_Task requirements_:
Filter the listing and keep only the lines with the word "label".

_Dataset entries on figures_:
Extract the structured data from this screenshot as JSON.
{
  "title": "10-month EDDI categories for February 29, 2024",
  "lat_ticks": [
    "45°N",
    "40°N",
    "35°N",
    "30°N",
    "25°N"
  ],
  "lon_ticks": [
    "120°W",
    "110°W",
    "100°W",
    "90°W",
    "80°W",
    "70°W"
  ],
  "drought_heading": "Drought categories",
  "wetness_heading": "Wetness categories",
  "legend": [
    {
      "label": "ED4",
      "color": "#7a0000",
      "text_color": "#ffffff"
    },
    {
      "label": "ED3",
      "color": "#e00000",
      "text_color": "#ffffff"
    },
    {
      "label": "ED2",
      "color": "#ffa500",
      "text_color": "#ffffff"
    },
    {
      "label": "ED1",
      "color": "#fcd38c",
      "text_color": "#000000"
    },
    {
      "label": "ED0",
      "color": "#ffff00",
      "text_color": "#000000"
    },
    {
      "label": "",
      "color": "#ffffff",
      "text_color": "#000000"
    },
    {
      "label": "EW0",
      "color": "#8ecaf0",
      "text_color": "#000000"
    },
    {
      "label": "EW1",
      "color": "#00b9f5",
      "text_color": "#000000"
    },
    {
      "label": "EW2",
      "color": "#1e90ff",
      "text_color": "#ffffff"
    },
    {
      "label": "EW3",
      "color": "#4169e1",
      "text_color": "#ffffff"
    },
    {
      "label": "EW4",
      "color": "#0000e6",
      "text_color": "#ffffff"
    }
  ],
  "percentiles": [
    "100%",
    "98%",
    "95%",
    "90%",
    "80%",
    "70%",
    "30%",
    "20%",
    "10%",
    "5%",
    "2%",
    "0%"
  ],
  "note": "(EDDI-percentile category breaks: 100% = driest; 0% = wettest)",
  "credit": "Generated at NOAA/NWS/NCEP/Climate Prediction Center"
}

_Output of the exercise_:
      "label": "ED4",
      "label": "ED3",
      "label": "ED2",
      "label": "ED1",
      "label": "ED0",
      "label": "",
      "label": "EW0",
      "label": "EW1",
      "label": "EW2",
      "label": "EW3",
      "label": "EW4",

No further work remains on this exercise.